**Excerpted records:**
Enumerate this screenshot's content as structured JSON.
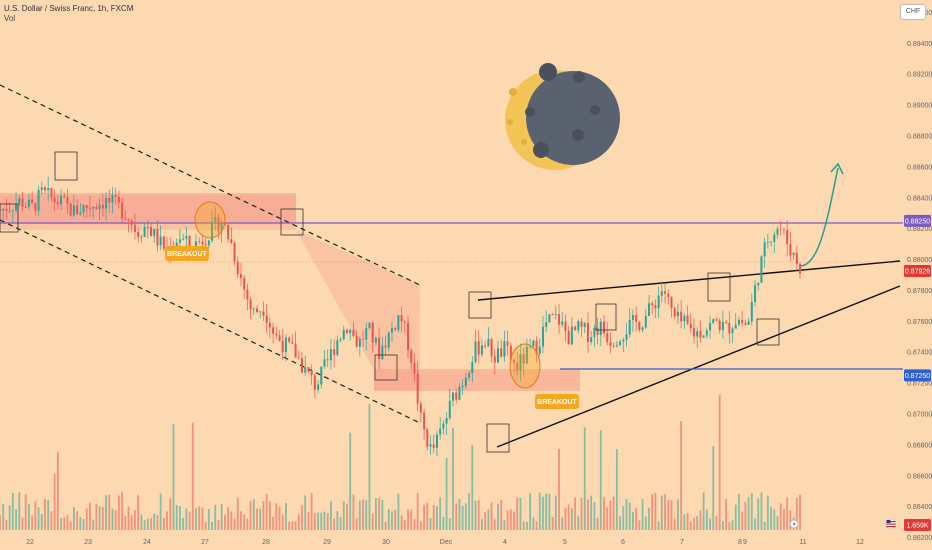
{
  "header": {
    "symbol_line": "U.S. Dollar / Swiss Franc, 1h, FXCM",
    "indicator_line": "Vol",
    "currency_button": "CHF"
  },
  "annotations": {
    "breakout_1": "BREAKOUT",
    "breakout_2": "BREAKOUT"
  },
  "colors": {
    "background": "#fcd9b0",
    "channel_fill": "#f59a8a",
    "up": "#26a69a",
    "down": "#ef5350",
    "resistance_line": "#7b5cc4",
    "support_line": "#2e5fd6",
    "current_price": "#e53935",
    "breakout_tag": "#f5a623",
    "arrow": "#2a9d8f"
  },
  "icons": {
    "moon": "crescent-moon-icon",
    "bolt": "lightning-icon",
    "flag": "us-flag-icon"
  },
  "chart_data": {
    "type": "candlestick",
    "title": "U.S. Dollar / Swiss Franc, 1h, FXCM",
    "x_ticks": [
      "22",
      "23",
      "24",
      "27",
      "28",
      "29",
      "30",
      "Dec",
      "4",
      "5",
      "6",
      "7",
      "8",
      "9",
      "11",
      "12"
    ],
    "y_ticks": [
      0.862,
      0.864,
      0.866,
      0.868,
      0.87,
      0.872,
      0.874,
      0.876,
      0.878,
      0.88,
      0.882,
      0.884,
      0.886,
      0.888,
      0.89,
      0.892,
      0.894,
      0.896
    ],
    "ylim": [
      0.8612,
      0.8968
    ],
    "price_tags": [
      {
        "label": "0.88250",
        "value": 0.8825,
        "color": "#7b5cc4"
      },
      {
        "label": "0.87926",
        "value": 0.87926,
        "color": "#e53935"
      },
      {
        "label": "0.87250",
        "value": 0.8725,
        "color": "#2e5fd6"
      },
      {
        "label": "1.659K",
        "value": 0.862,
        "color": "#e53935"
      }
    ],
    "horizontal_levels": [
      {
        "name": "resistance",
        "value": 0.8825
      },
      {
        "name": "support",
        "value": 0.8725
      }
    ],
    "price_path": [
      [
        0,
        0.8832
      ],
      [
        2,
        0.8838
      ],
      [
        3,
        0.8833
      ],
      [
        4,
        0.8843
      ],
      [
        5,
        0.8839
      ],
      [
        6,
        0.8836
      ],
      [
        7,
        0.8831
      ],
      [
        8,
        0.8834
      ],
      [
        10,
        0.8838
      ],
      [
        11,
        0.8835
      ],
      [
        12,
        0.883
      ],
      [
        13,
        0.8818
      ],
      [
        14,
        0.8822
      ],
      [
        15,
        0.8812
      ],
      [
        16,
        0.8805
      ],
      [
        17,
        0.8815
      ],
      [
        18,
        0.8808
      ],
      [
        19,
        0.8812
      ],
      [
        20,
        0.8818
      ],
      [
        21,
        0.8826
      ],
      [
        22,
        0.881
      ],
      [
        23,
        0.8785
      ],
      [
        24,
        0.8765
      ],
      [
        25,
        0.877
      ],
      [
        26,
        0.8752
      ],
      [
        27,
        0.8745
      ],
      [
        28,
        0.874
      ],
      [
        29,
        0.8728
      ],
      [
        30,
        0.8718
      ],
      [
        31,
        0.8732
      ],
      [
        32,
        0.8748
      ],
      [
        33,
        0.8758
      ],
      [
        34,
        0.8745
      ],
      [
        35,
        0.8755
      ],
      [
        36,
        0.874
      ],
      [
        37,
        0.8752
      ],
      [
        38,
        0.8765
      ],
      [
        39,
        0.874
      ],
      [
        40,
        0.8695
      ],
      [
        41,
        0.8675
      ],
      [
        42,
        0.869
      ],
      [
        43,
        0.871
      ],
      [
        44,
        0.8722
      ],
      [
        45,
        0.874
      ],
      [
        46,
        0.8748
      ],
      [
        47,
        0.8737
      ],
      [
        48,
        0.8742
      ],
      [
        49,
        0.873
      ],
      [
        50,
        0.8738
      ],
      [
        51,
        0.8745
      ],
      [
        52,
        0.876
      ],
      [
        53,
        0.8762
      ],
      [
        54,
        0.875
      ],
      [
        55,
        0.8755
      ],
      [
        56,
        0.8752
      ],
      [
        57,
        0.8757
      ],
      [
        58,
        0.8748
      ],
      [
        59,
        0.8752
      ],
      [
        60,
        0.8758
      ],
      [
        61,
        0.876
      ],
      [
        62,
        0.877
      ],
      [
        63,
        0.8782
      ],
      [
        64,
        0.8762
      ],
      [
        65,
        0.8758
      ],
      [
        66,
        0.8752
      ],
      [
        67,
        0.8755
      ],
      [
        68,
        0.876
      ],
      [
        69,
        0.8755
      ],
      [
        70,
        0.8762
      ],
      [
        71,
        0.8757
      ],
      [
        72,
        0.879
      ],
      [
        73,
        0.8815
      ],
      [
        74,
        0.8822
      ],
      [
        75,
        0.8808
      ],
      [
        76,
        0.8795
      ]
    ]
  }
}
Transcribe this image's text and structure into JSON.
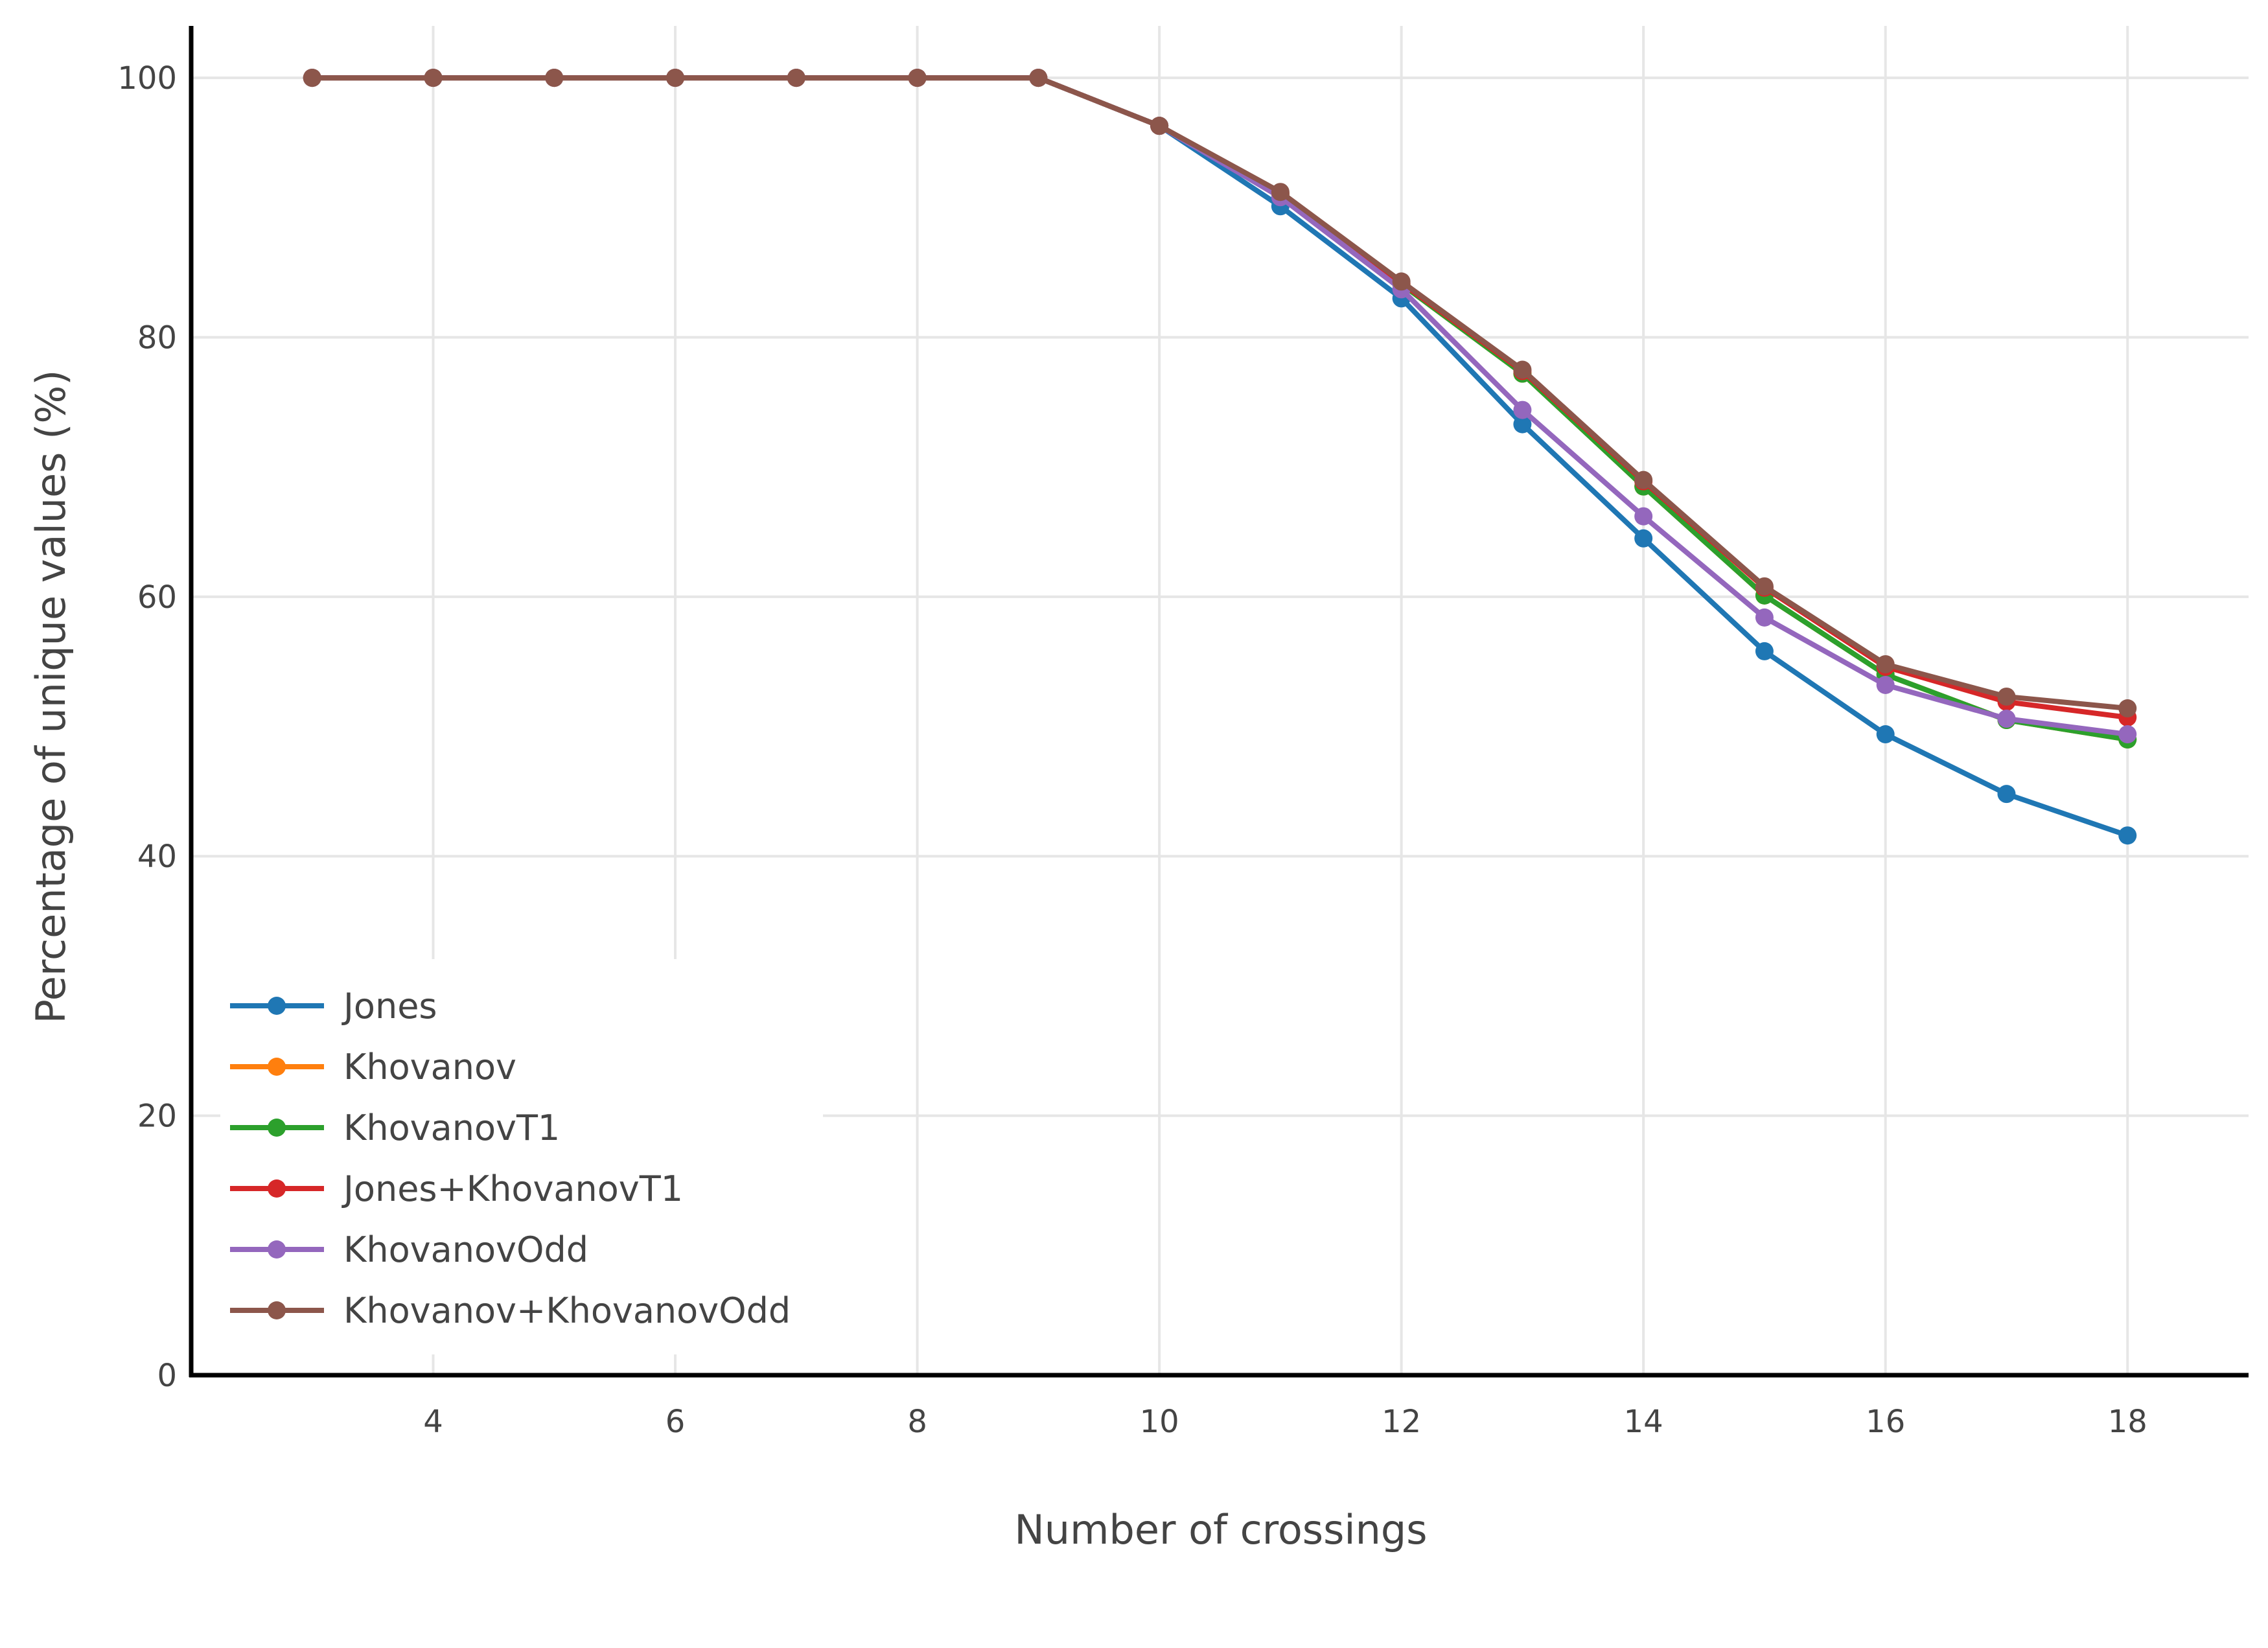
{
  "chart_data": {
    "type": "line",
    "title": "",
    "xlabel": "Number of crossings",
    "ylabel": "Percentage of unique values (%)",
    "xlim": [
      2,
      19
    ],
    "ylim": [
      0,
      104
    ],
    "x_ticks": [
      4,
      6,
      8,
      10,
      12,
      14,
      16,
      18
    ],
    "y_ticks": [
      0,
      20,
      40,
      60,
      80,
      100
    ],
    "grid": true,
    "legend_position": "bottom-left",
    "x": [
      3,
      4,
      5,
      6,
      7,
      8,
      9,
      10,
      11,
      12,
      13,
      14,
      15,
      16,
      17,
      18
    ],
    "series": [
      {
        "name": "Jones",
        "color": "#1f77b4",
        "values": [
          100,
          100,
          100,
          100,
          100,
          100,
          100,
          96.3,
          90.1,
          83.0,
          73.3,
          64.5,
          55.8,
          49.4,
          44.8,
          41.6
        ]
      },
      {
        "name": "Khovanov",
        "color": "#ff7f0e",
        "values": [
          100,
          100,
          100,
          100,
          100,
          100,
          100,
          96.3,
          91.0,
          84.1,
          77.2,
          68.5,
          60.1,
          54.0,
          50.5,
          49.0
        ]
      },
      {
        "name": "KhovanovT1",
        "color": "#2ca02c",
        "values": [
          100,
          100,
          100,
          100,
          100,
          100,
          100,
          96.3,
          91.0,
          84.1,
          77.2,
          68.5,
          60.1,
          54.0,
          50.5,
          49.0
        ]
      },
      {
        "name": "Jones+KhovanovT1",
        "color": "#d62728",
        "values": [
          100,
          100,
          100,
          100,
          100,
          100,
          100,
          96.3,
          91.1,
          84.2,
          77.4,
          68.9,
          60.7,
          54.6,
          51.9,
          50.7
        ]
      },
      {
        "name": "KhovanovOdd",
        "color": "#9467bd",
        "values": [
          100,
          100,
          100,
          100,
          100,
          100,
          100,
          96.3,
          90.8,
          83.7,
          74.4,
          66.2,
          58.4,
          53.2,
          50.6,
          49.4
        ]
      },
      {
        "name": "Khovanov+KhovanovOdd",
        "color": "#8c564b",
        "values": [
          100,
          100,
          100,
          100,
          100,
          100,
          100,
          96.3,
          91.2,
          84.3,
          77.5,
          69.0,
          60.8,
          54.8,
          52.3,
          51.4
        ]
      }
    ]
  }
}
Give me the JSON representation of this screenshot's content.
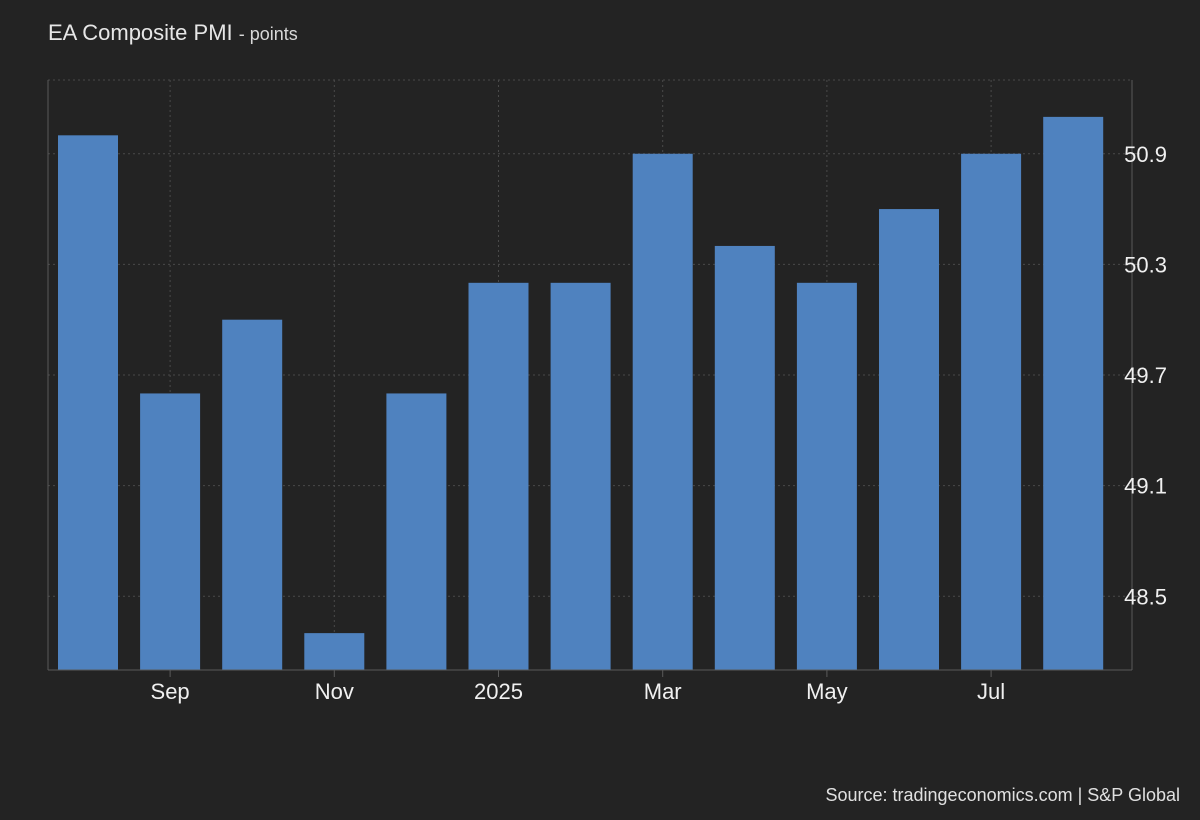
{
  "header": {
    "title": "EA Composite PMI",
    "subtitle": "- points"
  },
  "footer": {
    "source": "Source: tradingeconomics.com | S&P Global"
  },
  "chart_data": {
    "type": "bar",
    "title": "EA Composite PMI",
    "subtitle": "- points",
    "categories": [
      "2024-08",
      "2024-09",
      "2024-10",
      "2024-11",
      "2024-12",
      "2025-01",
      "2025-02",
      "2025-03",
      "2025-04",
      "2025-05",
      "2025-06",
      "2025-07",
      "2025-08"
    ],
    "values": [
      51.0,
      49.6,
      50.0,
      48.3,
      49.6,
      50.2,
      50.2,
      50.9,
      50.4,
      50.2,
      50.6,
      50.9,
      51.1
    ],
    "x_tick_labels": [
      {
        "category": "2024-09",
        "label": "Sep"
      },
      {
        "category": "2024-11",
        "label": "Nov"
      },
      {
        "category": "2025-01",
        "label": "2025"
      },
      {
        "category": "2025-03",
        "label": "Mar"
      },
      {
        "category": "2025-05",
        "label": "May"
      },
      {
        "category": "2025-07",
        "label": "Jul"
      }
    ],
    "y_ticks": [
      "48.5",
      "49.1",
      "49.7",
      "50.3",
      "50.9"
    ],
    "ylim": [
      48.1,
      51.3
    ],
    "y_axis_side": "right",
    "grid": true,
    "legend": "none",
    "colors": {
      "bar": "#4f82bf",
      "grid": "#4a4a4a",
      "axis": "#5a5a5a",
      "background": "#232323"
    }
  }
}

**To be done:**
Copy out each line of the entries that holds "name".

**Written solution:**
        "name": "resistance",
        "name": "support",
        "name": "Jones",
        "name": "Khovanov",
        "name": "KhovanovT1",
        "name": "Jones+KhovanovT1",
        "name": "KhovanovOdd",
        "name": "Khovanov+KhovanovOdd",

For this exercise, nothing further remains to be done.